** start of Material provided **
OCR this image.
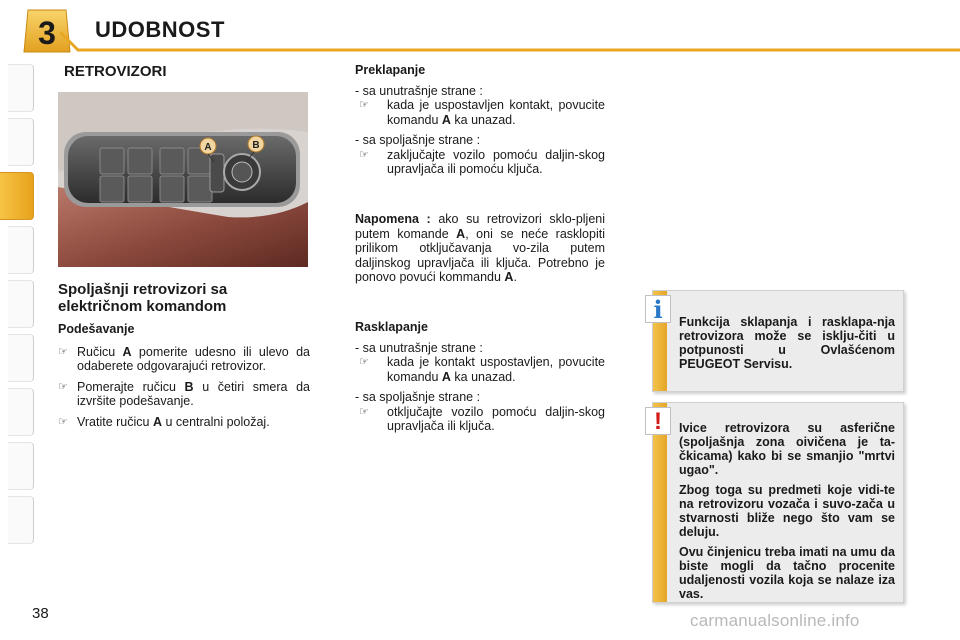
3 UDOBNOST
RETROVIZORI
A	B
Spoljašnji retrovizori sa
električnom komandom
Podešavanje
☞ Ručicu A pomerite udesno ili ulevo da odaberete odgovarajući retrovizor.
☞ Pomerajte ručicu B u četiri smera da izvršite podešavanje.
☞ Vratite ručicu A u centralni položaj.
Preklapanje
- sa unutrašnje strane :
☞ kada je uspostavljen kontakt, povucite komandu A ka unazad.
- sa spoljašnje strane :
☞ zaključajte vozilo pomoću daljin-skog upravljača ili pomoću ključa.
Napomena : ako su retrovizori sklo-pljeni putem komande A, oni se neće rasklopiti prilikom otključavanja vo-zila putem daljinskog upravljača ili ključa. Potrebno je ponovo povući kommandu A.
Rasklapanje
- sa unutrašnje strane :
☞ kada je kontakt uspostavljen, povucite komandu A ka unazad.
- sa spoljašnje strane :
☞ otključajte vozilo pomoću daljin-skog upravljača ili ključa.
i	Funkcija sklapanja i rasklapa-nja retrovizora može se isklju-čiti u potpunosti u Ovlašćenom PEUGEOT Servisu.

!	Ivice retrovizora su asferične (spoljašnja zona oivičena je ta-čkicama) kako bi se smanjio "mrtvi ugao".

Zbog toga su predmeti koje vidi-te na retrovizoru vozača i suvo-zača u stvarnosti bliže nego što vam se deluju.

Ovu činjenicu treba imati na umu da biste mogli da tačno procenite udaljenosti vozila koja se nalaze iza vas.

38	carmanualsonline.info
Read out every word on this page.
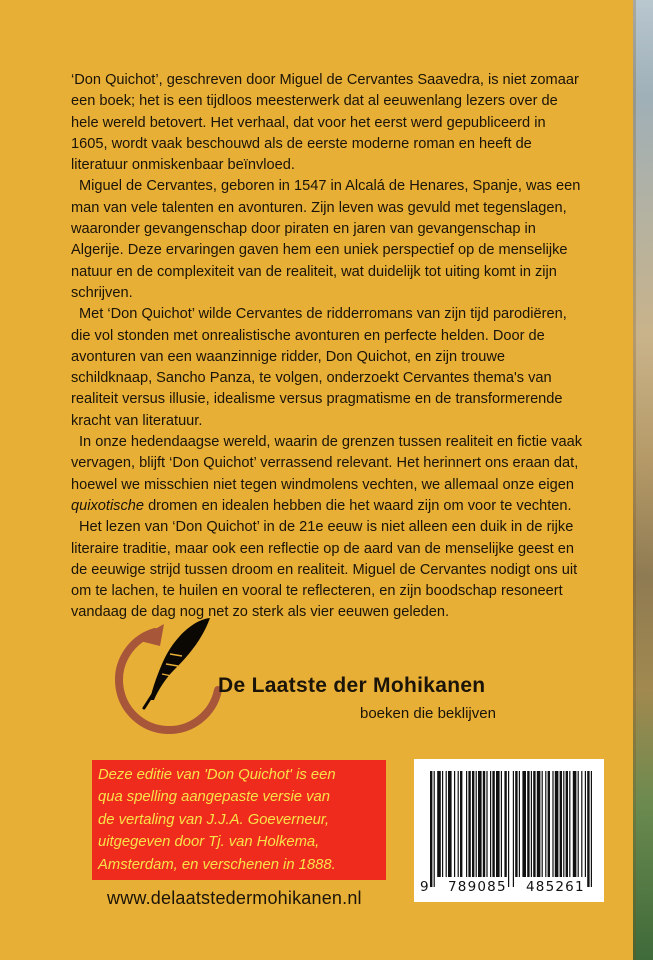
‘Don Quichot’, geschreven door Miguel de Cervantes Saavedra, is niet zomaar een boek; het is een tijdloos meesterwerk dat al eeuwenlang lezers over de hele wereld betovert. Het verhaal, dat voor het eerst werd gepubliceerd in 1605, wordt vaak beschouwd als de eerste moderne roman en heeft de literatuur onmiskenbaar beïnvloed.

Miguel de Cervantes, geboren in 1547 in Alcalá de Henares, Spanje, was een man van vele talenten en avonturen. Zijn leven was gevuld met tegenslagen, waaronder gevangenschap door piraten en jaren van gevangenschap in Algerije. Deze ervaringen gaven hem een uniek perspectief op de menselijke natuur en de complexiteit van de realiteit, wat duidelijk tot uiting komt in zijn schrijven.

Met ‘Don Quichot’ wilde Cervantes de ridderromans van zijn tijd parodiëren, die vol stonden met onrealistische avonturen en perfecte helden. Door de avonturen van een waanzinnige ridder, Don Quichot, en zijn trouwe schildknaap, Sancho Panza, te volgen, onderzoekt Cervantes thema's van realiteit versus illusie, idealisme versus pragmatisme en de transformerende kracht van literatuur.

In onze hedendaagse wereld, waarin de grenzen tussen realiteit en fictie vaak vervagen, blijft ‘Don Quichot’ verrassend relevant. Het herinnert ons eraan dat, hoewel we misschien niet tegen windmolens vechten, we allemaal onze eigen quixotische dromen en idealen hebben die het waard zijn om voor te vechten.

Het lezen van ‘Don Quichot’ in de 21e eeuw is niet alleen een duik in de rijke literaire traditie, maar ook een reflectie op de aard van de menselijke geest en de eeuwige strijd tussen droom en realiteit. Miguel de Cervantes nodigt ons uit om te lachen, te huilen en vooral te reflecteren, en zijn boodschap resoneert vandaag de dag nog net zo sterk als vier eeuwen geleden.

De Laatste der Mohikanen
boeken die beklijven
Deze editie van 'Don Quichot' is een
qua spelling aangepaste versie van
de vertaling van J.J.A. Goeverneur,
uitgegeven door Tj. van Holkema,
Amsterdam, en verschenen in 1888.
www.delaatstedermohikanen.nl
9 789085 485261
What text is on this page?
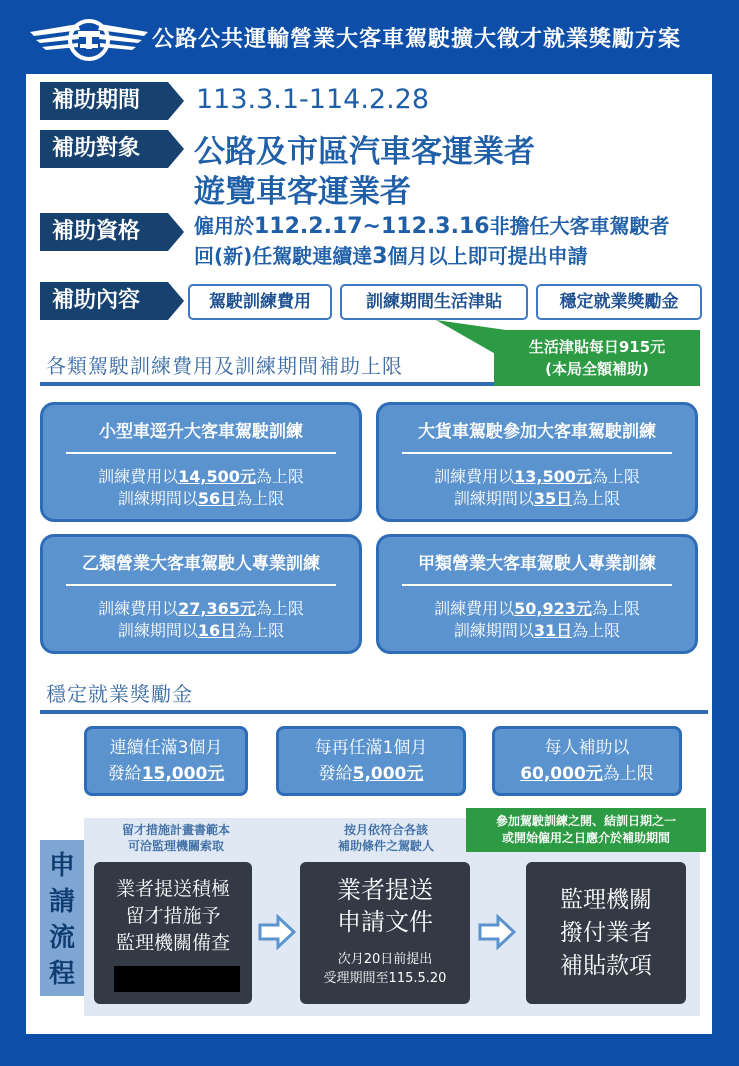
公路公共運輸營業大客車駕駛擴大徵才就業獎勵方案
補助期間	113.3.1-114.2.28
補助對象	公路及市區汽車客運業者
遊覽車客運業者
補助資格	僱用於112.2.17~112.3.16非擔任大客車駕駛者
回(新)任駕駛連續達3個月以上即可提出申請
補助內容	駕駛訓練費用	訓練期間生活津貼	穩定就業獎勵金
生活津貼每日915元
(本局全額補助)
各類駕駛訓練費用及訓練期間補助上限
小型車逕升大客車駕駛訓練
訓練費用以14,500元為上限
訓練期間以56日為上限
大貨車駕駛參加大客車駕駛訓練
訓練費用以13,500元為上限
訓練期間以35日為上限
乙類營業大客車駕駛人專業訓練
訓練費用以27,365元為上限
訓練期間以16日為上限
甲類營業大客車駕駛人專業訓練
訓練費用以50,923元為上限
訓練期間以31日為上限
穩定就業獎勵金
連續任滿3個月
發給15,000元
每再任滿1個月
發給5,000元
每人補助以
60,000元為上限
申
請
流
程
留才措施計畫書範本
可洽監理機關索取
按月依符合各該
補助條件之駕駛人
參加駕駛訓練之開、結訓日期之一
或開始僱用之日應介於補助期間
業者提送積極
留才措施予
監理機關備查
業者提送
申請文件
次月20日前提出
受理期間至115.5.20
監理機關
撥付業者
補貼款項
** end of Material provided **
Short task:
Pull out every line of the records that includes the string "povucite".

Response to this exercise:
☞ kada je uspostavljen kontakt, povucite komandu A ka unazad.
☞ kada je kontakt uspostavljen, povucite komandu A ka unazad.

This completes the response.